Take every line from the listing below that contains "助力乡村振兴".

## start PROVIDED DATA

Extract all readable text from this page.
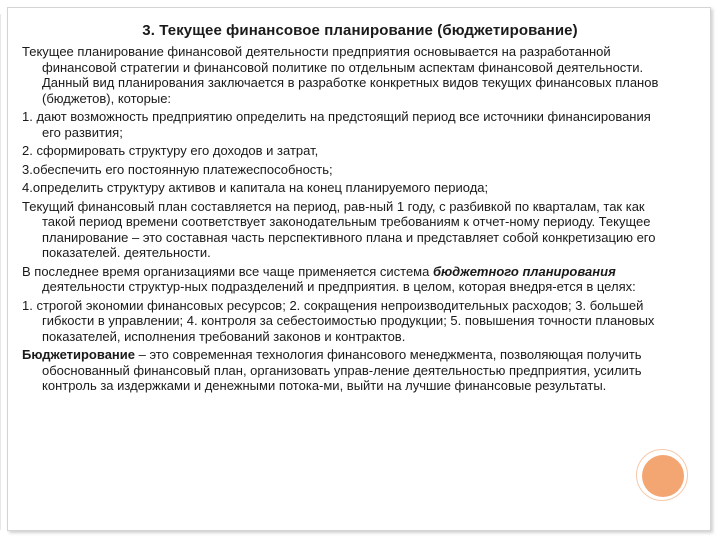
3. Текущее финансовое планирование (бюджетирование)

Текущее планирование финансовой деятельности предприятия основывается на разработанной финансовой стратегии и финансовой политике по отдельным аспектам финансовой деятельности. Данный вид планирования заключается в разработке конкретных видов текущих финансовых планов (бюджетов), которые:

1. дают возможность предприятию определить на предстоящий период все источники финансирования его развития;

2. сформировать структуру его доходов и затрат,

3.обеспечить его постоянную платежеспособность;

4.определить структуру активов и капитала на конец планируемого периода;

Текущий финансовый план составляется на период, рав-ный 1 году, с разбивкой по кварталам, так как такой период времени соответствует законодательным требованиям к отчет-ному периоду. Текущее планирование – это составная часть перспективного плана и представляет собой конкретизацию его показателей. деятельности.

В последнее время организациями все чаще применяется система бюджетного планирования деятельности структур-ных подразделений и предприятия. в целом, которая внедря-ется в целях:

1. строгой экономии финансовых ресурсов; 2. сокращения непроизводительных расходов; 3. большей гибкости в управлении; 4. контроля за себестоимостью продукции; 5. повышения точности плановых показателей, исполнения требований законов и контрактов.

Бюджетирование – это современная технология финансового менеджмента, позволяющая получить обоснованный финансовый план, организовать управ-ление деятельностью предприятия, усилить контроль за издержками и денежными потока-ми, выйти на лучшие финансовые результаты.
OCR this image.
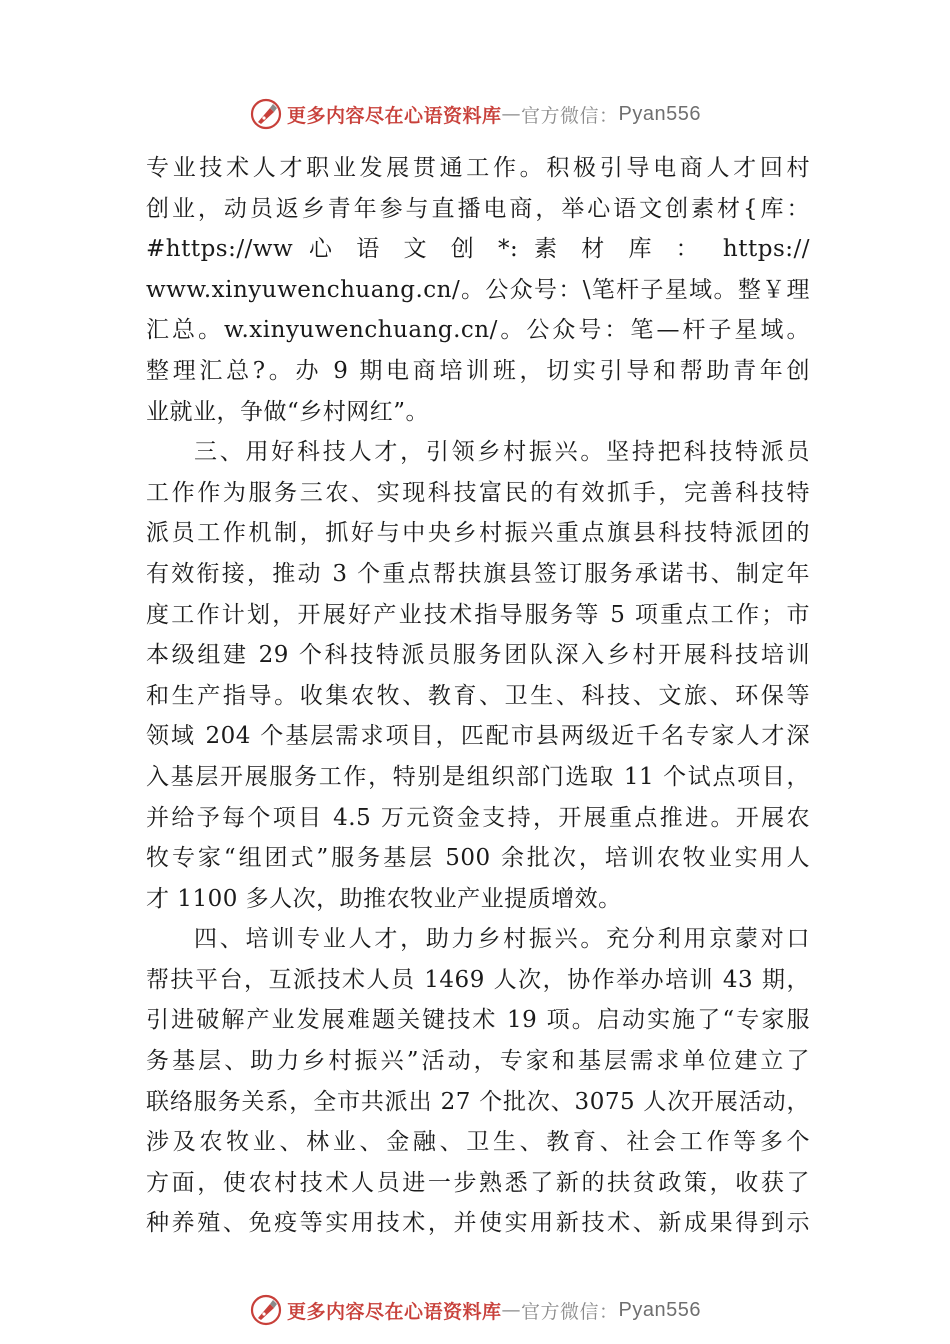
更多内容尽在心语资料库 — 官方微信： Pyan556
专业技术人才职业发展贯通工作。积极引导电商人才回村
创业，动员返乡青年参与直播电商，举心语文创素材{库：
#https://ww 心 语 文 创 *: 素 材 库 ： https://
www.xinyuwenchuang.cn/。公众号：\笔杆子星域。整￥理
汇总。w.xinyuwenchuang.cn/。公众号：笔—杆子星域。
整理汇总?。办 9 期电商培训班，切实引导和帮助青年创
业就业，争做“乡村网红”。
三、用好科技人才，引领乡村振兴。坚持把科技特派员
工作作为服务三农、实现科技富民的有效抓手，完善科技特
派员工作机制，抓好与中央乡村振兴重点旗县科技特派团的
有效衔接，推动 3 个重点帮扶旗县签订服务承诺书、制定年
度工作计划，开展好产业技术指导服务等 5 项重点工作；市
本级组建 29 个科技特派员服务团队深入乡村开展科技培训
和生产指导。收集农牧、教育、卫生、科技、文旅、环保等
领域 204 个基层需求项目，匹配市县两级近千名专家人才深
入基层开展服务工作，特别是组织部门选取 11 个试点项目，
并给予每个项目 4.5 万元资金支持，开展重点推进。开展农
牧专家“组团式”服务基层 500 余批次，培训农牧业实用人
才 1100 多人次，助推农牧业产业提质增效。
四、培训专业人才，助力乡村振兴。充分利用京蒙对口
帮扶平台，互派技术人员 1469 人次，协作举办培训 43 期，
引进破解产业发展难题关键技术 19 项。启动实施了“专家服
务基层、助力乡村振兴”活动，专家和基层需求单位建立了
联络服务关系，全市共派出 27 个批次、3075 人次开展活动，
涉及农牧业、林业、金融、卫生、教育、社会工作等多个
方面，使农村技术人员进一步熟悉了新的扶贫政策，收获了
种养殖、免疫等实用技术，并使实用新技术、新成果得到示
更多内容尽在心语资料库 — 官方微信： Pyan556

## end PROVIDED DATA

§ **OUTPUT**:
四、培训专业人才，助力乡村振兴。充分利用京蒙对口
务基层、助力乡村振兴”活动，专家和基层需求单位建立了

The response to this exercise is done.